======== Exercise materials

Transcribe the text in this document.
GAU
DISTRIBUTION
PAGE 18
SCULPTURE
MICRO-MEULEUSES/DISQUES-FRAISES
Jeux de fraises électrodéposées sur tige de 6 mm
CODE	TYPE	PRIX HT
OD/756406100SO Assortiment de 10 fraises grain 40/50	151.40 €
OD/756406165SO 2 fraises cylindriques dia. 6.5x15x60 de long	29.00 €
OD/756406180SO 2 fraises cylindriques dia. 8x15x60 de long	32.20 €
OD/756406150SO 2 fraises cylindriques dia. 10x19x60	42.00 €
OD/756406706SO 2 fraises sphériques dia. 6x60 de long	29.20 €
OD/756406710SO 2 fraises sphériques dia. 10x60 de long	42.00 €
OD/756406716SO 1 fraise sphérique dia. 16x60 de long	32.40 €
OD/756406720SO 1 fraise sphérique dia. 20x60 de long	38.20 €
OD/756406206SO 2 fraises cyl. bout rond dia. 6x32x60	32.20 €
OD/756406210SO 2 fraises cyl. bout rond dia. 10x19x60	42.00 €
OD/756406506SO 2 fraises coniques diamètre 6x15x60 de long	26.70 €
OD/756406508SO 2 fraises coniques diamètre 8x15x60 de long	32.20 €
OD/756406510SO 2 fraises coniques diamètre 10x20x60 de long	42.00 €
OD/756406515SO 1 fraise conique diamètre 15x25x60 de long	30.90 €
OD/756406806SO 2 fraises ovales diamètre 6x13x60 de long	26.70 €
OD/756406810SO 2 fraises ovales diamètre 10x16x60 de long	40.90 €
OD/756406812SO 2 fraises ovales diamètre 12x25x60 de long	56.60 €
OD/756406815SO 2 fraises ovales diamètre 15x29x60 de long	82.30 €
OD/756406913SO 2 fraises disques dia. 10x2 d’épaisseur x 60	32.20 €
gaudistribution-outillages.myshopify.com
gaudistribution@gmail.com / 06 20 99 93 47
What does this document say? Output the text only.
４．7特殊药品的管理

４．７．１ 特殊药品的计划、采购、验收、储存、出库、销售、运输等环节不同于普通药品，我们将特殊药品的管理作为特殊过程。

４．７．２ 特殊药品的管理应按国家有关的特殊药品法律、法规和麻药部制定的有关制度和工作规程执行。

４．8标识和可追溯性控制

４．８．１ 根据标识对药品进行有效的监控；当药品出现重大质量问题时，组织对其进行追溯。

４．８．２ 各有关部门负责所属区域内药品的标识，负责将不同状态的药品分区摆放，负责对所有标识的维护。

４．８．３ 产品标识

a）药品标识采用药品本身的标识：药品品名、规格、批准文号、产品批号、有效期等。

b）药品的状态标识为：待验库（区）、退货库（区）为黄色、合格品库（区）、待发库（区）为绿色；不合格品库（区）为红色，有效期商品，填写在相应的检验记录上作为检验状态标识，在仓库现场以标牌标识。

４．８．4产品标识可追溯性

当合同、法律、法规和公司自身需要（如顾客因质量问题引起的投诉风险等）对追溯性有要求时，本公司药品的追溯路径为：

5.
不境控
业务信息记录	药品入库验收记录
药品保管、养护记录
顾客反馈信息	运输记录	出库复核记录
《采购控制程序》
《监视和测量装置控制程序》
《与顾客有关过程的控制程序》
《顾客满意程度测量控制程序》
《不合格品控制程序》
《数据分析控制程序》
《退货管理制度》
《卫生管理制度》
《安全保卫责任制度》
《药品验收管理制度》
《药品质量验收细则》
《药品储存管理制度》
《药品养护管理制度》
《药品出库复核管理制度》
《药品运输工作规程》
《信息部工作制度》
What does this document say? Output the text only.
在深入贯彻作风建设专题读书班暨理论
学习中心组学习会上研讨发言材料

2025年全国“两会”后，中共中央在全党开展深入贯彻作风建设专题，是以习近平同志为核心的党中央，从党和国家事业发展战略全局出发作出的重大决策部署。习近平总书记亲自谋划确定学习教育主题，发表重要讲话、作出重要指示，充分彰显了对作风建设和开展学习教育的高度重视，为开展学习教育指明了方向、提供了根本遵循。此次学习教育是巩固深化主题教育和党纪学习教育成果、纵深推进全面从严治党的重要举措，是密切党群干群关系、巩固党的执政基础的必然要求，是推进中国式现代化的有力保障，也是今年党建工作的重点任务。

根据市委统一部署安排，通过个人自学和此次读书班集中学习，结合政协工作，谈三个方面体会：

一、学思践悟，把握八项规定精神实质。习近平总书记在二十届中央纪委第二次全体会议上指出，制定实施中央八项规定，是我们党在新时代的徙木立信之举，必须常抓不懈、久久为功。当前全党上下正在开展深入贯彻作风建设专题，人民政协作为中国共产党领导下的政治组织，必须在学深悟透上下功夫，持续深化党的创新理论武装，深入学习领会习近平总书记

================

● What this task involves
Return every line in the listing that contains the word "gaudistribution".

● Answer to the problem
gaudistribution-outillages.myshopify.com
gaudistribution@gmail.com / 06 20 99 93 47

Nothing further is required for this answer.